* Short task:
Exactly reproduce all the records, keeping pictures out of the copy.

Chart and figure data:
^^^^^^^^^^^^^^^^

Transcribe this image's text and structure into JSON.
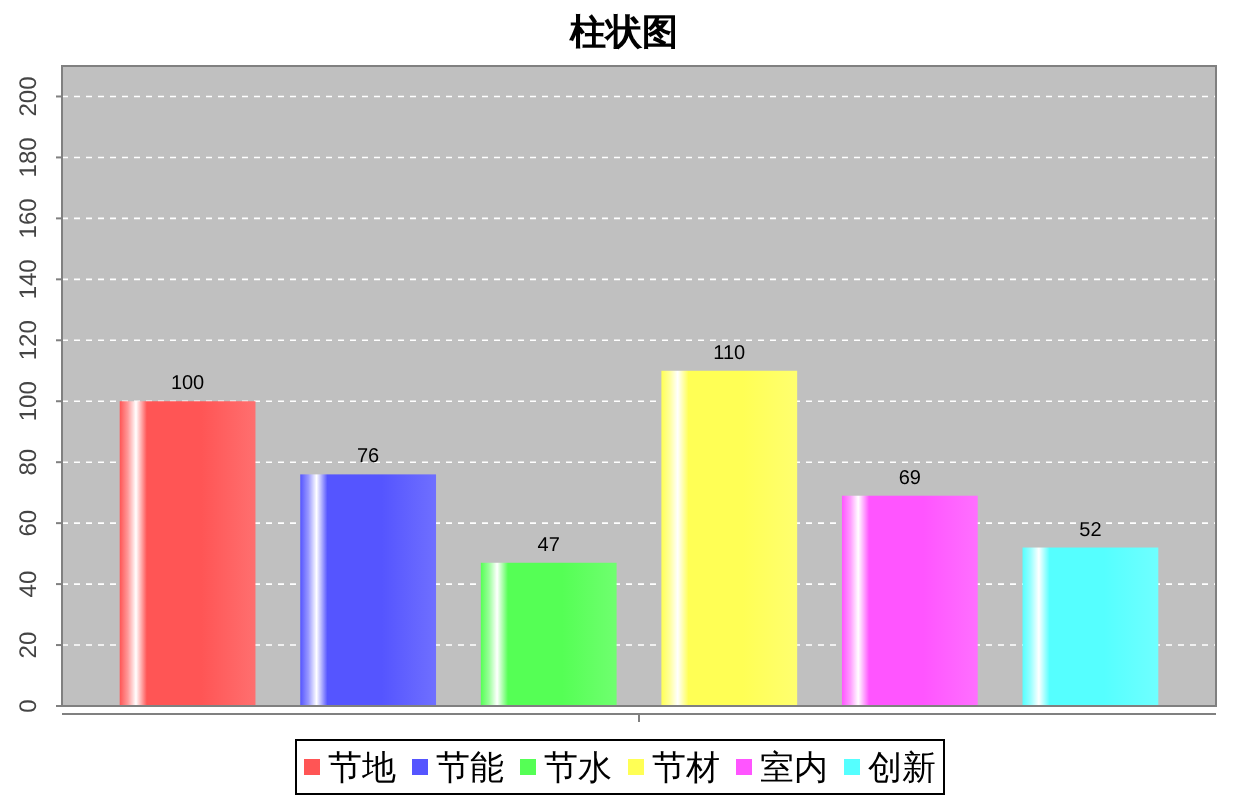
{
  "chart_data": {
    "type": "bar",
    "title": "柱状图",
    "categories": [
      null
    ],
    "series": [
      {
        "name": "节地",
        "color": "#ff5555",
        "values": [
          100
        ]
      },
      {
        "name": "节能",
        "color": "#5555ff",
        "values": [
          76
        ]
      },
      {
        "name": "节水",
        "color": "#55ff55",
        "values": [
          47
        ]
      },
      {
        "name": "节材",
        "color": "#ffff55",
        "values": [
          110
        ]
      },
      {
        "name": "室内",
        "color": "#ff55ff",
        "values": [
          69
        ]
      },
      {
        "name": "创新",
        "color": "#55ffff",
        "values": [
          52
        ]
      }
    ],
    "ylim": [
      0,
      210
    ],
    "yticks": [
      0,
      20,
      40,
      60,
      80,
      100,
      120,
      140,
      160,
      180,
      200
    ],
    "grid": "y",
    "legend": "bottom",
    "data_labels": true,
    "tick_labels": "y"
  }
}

^^^^^^^^^^^^^^^^

* Task result:
Transcribe this image's text and structure into JSON.
{
  "chart_data": {
    "type": "bar",
    "title": "柱状图",
    "categories": [
      null
    ],
    "series": [
      {
        "name": "节地",
        "color": "#ff5555",
        "values": [
          100
        ]
      },
      {
        "name": "节能",
        "color": "#5555ff",
        "values": [
          76
        ]
      },
      {
        "name": "节水",
        "color": "#55ff55",
        "values": [
          47
        ]
      },
      {
        "name": "节材",
        "color": "#ffff55",
        "values": [
          110
        ]
      },
      {
        "name": "室内",
        "color": "#ff55ff",
        "values": [
          69
        ]
      },
      {
        "name": "创新",
        "color": "#55ffff",
        "values": [
          52
        ]
      }
    ],
    "ylim": [
      0,
      210
    ],
    "yticks": [
      0,
      20,
      40,
      60,
      80,
      100,
      120,
      140,
      160,
      180,
      200
    ],
    "grid": "y",
    "legend": "bottom",
    "data_labels": true,
    "tick_labels": "y"
  }
}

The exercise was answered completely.